[start of MATERIAL TO PROCESS]
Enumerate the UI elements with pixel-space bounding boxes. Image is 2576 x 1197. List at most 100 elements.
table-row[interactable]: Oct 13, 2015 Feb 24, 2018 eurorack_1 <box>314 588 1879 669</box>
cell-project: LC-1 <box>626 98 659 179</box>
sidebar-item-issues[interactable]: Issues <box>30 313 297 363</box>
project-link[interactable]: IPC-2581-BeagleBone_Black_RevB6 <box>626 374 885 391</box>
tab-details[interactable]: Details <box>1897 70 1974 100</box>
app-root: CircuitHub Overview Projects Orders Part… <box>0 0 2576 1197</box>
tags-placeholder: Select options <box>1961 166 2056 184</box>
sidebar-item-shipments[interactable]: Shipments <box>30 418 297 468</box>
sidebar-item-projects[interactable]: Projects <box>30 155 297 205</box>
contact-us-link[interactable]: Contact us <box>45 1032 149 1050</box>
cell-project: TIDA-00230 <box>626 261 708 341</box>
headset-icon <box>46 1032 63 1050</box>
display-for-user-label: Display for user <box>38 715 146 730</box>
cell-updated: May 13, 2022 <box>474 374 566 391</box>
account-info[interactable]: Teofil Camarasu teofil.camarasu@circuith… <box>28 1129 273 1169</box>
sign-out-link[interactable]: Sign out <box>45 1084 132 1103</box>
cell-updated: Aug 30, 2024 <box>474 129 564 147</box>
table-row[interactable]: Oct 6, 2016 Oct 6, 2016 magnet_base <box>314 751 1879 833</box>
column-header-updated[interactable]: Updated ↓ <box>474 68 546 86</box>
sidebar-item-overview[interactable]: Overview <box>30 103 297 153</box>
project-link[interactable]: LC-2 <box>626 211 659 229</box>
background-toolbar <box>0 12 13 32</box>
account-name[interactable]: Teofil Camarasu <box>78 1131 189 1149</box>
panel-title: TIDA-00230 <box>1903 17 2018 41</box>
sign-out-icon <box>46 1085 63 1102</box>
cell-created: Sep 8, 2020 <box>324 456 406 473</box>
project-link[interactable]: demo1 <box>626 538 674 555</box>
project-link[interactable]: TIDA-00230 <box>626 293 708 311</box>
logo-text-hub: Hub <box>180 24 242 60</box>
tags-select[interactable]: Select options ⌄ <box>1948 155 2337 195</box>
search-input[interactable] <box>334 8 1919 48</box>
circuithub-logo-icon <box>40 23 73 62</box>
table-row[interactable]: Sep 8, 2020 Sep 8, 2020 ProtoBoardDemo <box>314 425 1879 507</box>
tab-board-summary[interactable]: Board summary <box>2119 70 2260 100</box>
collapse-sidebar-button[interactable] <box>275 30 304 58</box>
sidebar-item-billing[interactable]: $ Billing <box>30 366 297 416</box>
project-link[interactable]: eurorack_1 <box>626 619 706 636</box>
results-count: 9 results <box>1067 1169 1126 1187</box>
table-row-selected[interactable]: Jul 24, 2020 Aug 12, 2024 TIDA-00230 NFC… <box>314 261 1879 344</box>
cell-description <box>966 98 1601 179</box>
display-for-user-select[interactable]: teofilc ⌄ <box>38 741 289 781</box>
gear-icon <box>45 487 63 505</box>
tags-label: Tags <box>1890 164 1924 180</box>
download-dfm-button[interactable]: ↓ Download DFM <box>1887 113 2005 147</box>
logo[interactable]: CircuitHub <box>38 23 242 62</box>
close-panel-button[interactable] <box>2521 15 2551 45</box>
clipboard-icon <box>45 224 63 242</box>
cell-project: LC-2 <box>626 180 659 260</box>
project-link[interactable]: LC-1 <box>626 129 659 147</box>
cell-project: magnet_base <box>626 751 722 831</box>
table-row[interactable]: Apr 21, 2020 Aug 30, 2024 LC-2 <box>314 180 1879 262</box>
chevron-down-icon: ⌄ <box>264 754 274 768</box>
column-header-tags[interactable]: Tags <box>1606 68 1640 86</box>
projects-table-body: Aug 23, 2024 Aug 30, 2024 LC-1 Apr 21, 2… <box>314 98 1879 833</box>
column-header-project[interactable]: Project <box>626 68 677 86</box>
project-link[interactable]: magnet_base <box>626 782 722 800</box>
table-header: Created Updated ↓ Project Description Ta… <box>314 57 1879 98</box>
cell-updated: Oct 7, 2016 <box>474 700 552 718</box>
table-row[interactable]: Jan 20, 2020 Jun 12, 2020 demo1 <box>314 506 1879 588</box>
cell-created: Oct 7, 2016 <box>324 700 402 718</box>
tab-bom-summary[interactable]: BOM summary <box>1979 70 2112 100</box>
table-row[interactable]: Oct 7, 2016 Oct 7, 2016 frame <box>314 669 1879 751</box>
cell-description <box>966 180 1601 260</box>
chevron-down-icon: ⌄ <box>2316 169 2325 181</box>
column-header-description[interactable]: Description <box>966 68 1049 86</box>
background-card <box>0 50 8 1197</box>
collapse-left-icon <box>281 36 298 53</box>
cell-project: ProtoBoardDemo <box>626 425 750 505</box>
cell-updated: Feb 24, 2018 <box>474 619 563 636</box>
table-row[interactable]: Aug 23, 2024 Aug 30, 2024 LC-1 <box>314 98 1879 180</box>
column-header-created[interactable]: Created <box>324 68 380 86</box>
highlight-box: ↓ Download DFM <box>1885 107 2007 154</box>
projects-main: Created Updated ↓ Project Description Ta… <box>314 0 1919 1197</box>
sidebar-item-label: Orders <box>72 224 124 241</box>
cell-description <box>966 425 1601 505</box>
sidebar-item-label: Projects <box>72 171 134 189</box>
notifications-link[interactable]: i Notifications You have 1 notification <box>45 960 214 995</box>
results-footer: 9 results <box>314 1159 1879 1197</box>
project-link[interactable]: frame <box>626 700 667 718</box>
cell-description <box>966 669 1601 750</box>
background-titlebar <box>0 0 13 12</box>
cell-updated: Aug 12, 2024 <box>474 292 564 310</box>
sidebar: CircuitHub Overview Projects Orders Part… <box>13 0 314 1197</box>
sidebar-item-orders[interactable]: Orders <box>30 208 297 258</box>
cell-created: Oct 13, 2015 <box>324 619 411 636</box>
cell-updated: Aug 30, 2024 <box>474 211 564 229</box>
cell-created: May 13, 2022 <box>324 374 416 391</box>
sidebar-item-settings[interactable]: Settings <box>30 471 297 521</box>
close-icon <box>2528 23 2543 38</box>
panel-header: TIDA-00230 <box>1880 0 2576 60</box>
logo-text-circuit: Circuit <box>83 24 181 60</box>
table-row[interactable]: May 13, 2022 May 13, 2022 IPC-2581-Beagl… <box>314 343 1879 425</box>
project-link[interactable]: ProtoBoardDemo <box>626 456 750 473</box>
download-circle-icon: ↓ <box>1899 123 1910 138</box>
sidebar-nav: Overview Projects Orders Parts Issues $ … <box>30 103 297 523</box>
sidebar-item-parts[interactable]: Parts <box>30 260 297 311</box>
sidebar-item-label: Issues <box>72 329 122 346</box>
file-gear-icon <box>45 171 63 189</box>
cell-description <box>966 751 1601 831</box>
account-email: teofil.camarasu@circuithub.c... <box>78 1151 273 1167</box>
[end of MATERIAL TO PROCESS]
◆ **WHAT IS BEING ASKED**: Copy every line from the start of the records down through the line containing "account-name[interactable]: Teofil Camarasu", word for word and including that line.

◆ **EXPECTED OUTPUT**:
Enumerate the UI elements with pixel-space bounding boxes. Image is 2576 x 1197. List at most 100 elements.
table-row[interactable]: Oct 13, 2015 Feb 24, 2018 eurorack_1 <box>314 588 1879 669</box>
cell-project: LC-1 <box>626 98 659 179</box>
sidebar-item-issues[interactable]: Issues <box>30 313 297 363</box>
project-link[interactable]: IPC-2581-BeagleBone_Black_RevB6 <box>626 374 885 391</box>
tab-details[interactable]: Details <box>1897 70 1974 100</box>
app-root: CircuitHub Overview Projects Orders Part… <box>0 0 2576 1197</box>
tags-placeholder: Select options <box>1961 166 2056 184</box>
sidebar-item-shipments[interactable]: Shipments <box>30 418 297 468</box>
sidebar-item-projects[interactable]: Projects <box>30 155 297 205</box>
contact-us-link[interactable]: Contact us <box>45 1032 149 1050</box>
cell-project: TIDA-00230 <box>626 261 708 341</box>
headset-icon <box>46 1032 63 1050</box>
display-for-user-label: Display for user <box>38 715 146 730</box>
cell-updated: May 13, 2022 <box>474 374 566 391</box>
account-info[interactable]: Teofil Camarasu teofil.camarasu@circuith… <box>28 1129 273 1169</box>
sign-out-link[interactable]: Sign out <box>45 1084 132 1103</box>
cell-updated: Aug 30, 2024 <box>474 129 564 147</box>
table-row[interactable]: Oct 6, 2016 Oct 6, 2016 magnet_base <box>314 751 1879 833</box>
column-header-updated[interactable]: Updated ↓ <box>474 68 546 86</box>
sidebar-item-overview[interactable]: Overview <box>30 103 297 153</box>
project-link[interactable]: LC-2 <box>626 211 659 229</box>
background-toolbar <box>0 12 13 32</box>
account-name[interactable]: Teofil Camarasu <box>78 1131 189 1149</box>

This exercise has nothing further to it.